═════ DATA LISTING ═════

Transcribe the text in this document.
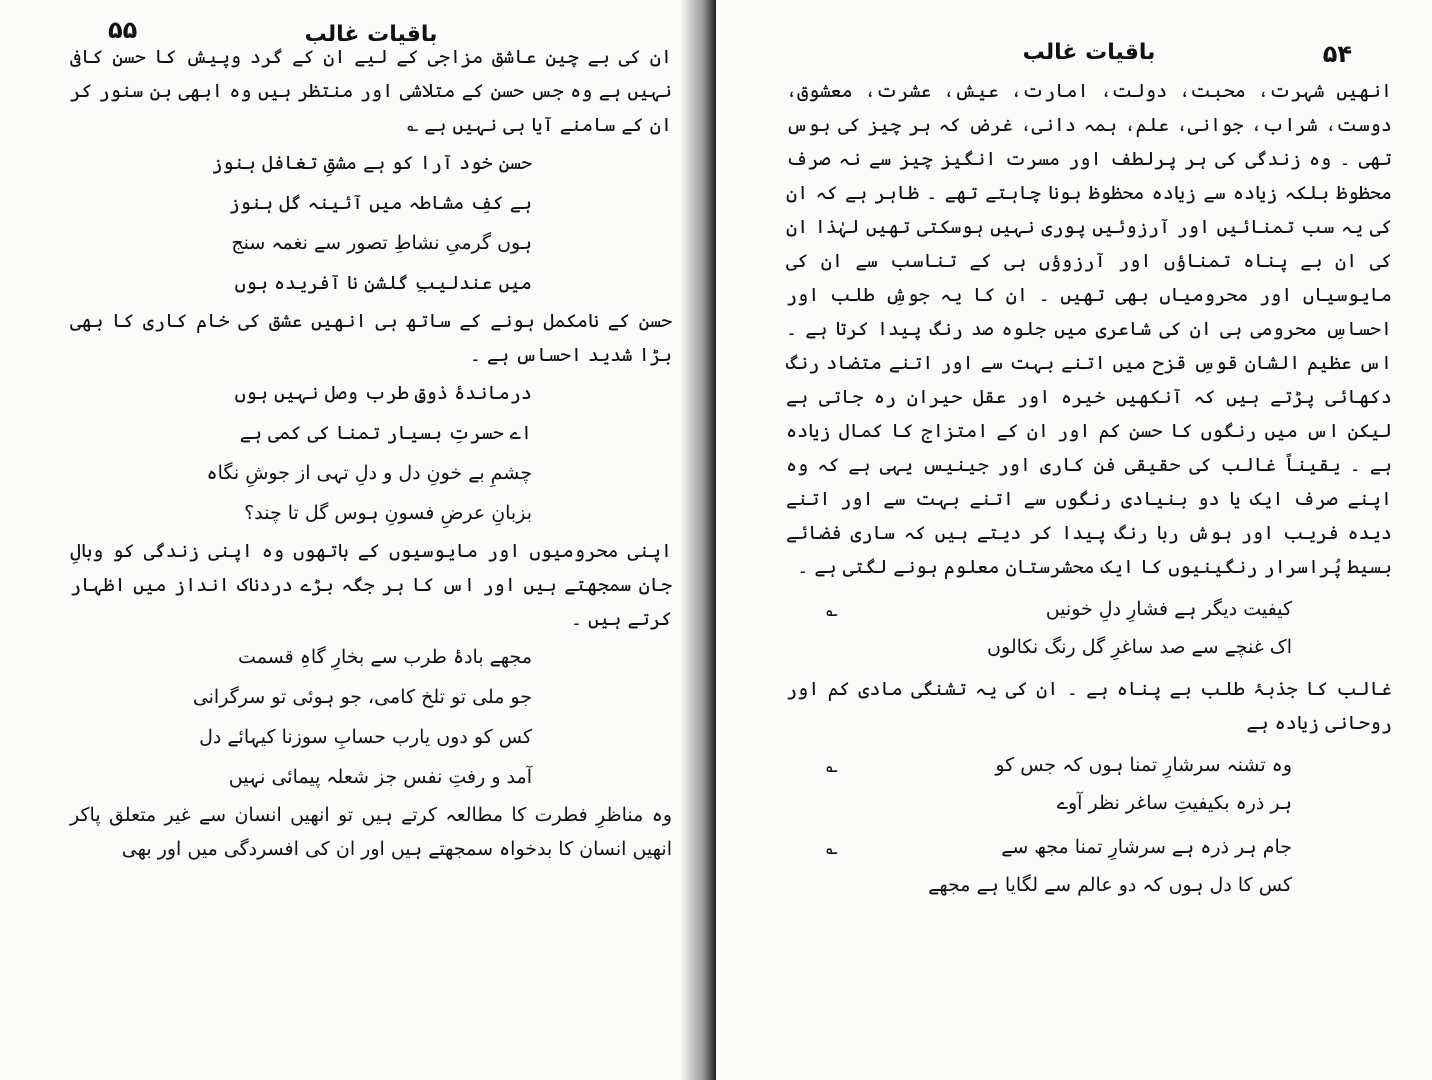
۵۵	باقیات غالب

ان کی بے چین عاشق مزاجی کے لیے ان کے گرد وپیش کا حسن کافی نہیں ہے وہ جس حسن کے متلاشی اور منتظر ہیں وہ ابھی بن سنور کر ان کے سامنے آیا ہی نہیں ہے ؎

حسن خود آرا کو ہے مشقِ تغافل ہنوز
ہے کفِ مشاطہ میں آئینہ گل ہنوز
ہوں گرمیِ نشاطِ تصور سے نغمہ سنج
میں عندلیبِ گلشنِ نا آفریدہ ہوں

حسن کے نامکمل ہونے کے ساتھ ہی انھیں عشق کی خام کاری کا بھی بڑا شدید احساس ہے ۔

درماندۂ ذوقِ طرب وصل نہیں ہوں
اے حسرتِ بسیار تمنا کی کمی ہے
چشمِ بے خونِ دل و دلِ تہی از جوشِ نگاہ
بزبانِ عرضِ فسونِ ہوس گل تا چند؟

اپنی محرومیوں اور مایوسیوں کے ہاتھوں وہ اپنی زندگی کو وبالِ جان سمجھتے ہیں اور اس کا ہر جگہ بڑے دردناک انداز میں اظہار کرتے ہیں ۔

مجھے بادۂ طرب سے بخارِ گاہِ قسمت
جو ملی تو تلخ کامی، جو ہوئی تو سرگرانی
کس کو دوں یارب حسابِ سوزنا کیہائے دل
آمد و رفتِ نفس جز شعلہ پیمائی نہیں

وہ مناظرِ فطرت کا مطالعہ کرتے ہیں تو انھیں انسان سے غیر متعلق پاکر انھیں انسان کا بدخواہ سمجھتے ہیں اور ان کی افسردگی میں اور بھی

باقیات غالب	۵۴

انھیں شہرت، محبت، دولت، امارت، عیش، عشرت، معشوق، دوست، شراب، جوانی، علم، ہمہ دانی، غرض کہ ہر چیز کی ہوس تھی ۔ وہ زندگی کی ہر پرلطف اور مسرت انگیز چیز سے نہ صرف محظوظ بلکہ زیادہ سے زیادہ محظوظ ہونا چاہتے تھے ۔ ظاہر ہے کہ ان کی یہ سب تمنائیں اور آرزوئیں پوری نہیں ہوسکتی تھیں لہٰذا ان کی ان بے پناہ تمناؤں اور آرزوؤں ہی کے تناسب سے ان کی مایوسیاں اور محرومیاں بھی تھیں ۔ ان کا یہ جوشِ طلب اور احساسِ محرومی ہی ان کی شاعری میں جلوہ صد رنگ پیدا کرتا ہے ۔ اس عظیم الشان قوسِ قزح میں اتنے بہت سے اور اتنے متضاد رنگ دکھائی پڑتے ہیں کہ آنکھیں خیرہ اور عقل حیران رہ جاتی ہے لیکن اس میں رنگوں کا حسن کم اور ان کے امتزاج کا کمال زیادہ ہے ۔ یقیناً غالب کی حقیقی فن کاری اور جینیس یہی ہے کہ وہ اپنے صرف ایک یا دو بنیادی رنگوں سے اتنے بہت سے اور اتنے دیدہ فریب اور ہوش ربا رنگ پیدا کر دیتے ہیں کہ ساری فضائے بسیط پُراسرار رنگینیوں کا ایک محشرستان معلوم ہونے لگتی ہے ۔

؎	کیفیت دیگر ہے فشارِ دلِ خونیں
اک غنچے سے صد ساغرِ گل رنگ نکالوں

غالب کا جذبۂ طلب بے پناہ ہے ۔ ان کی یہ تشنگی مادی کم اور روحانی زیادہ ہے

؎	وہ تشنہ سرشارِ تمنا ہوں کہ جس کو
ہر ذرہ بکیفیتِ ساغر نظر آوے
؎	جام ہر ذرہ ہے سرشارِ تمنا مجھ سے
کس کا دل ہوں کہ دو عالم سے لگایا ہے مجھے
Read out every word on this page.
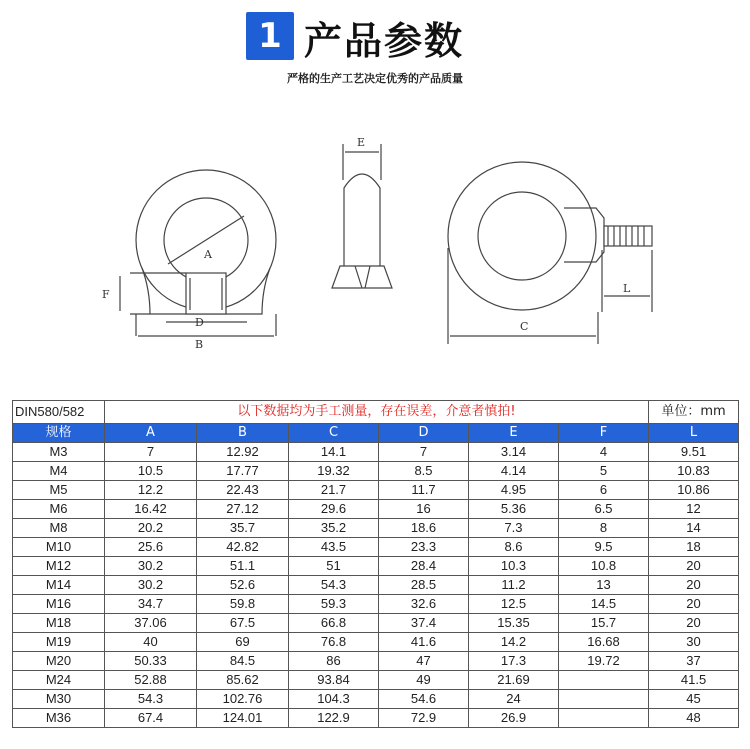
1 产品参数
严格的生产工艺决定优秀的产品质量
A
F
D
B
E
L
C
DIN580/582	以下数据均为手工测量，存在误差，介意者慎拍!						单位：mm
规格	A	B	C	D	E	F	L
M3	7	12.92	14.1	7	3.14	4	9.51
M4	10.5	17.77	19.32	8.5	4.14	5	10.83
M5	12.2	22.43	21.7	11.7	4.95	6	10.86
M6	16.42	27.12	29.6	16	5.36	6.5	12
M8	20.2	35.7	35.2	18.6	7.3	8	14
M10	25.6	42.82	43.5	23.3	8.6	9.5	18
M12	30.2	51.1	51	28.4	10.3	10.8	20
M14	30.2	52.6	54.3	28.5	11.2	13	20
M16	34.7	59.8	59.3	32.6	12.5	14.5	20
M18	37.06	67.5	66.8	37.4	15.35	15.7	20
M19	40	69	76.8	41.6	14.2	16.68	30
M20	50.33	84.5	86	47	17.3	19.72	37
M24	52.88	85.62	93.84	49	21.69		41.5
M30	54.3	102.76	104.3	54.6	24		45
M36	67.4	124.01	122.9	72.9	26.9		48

═════

*STATED TASK*.
In how many lines of the data does the string "سرشار" appear? Give only the number.

*ANSWER TO THE EXERCISE*.
2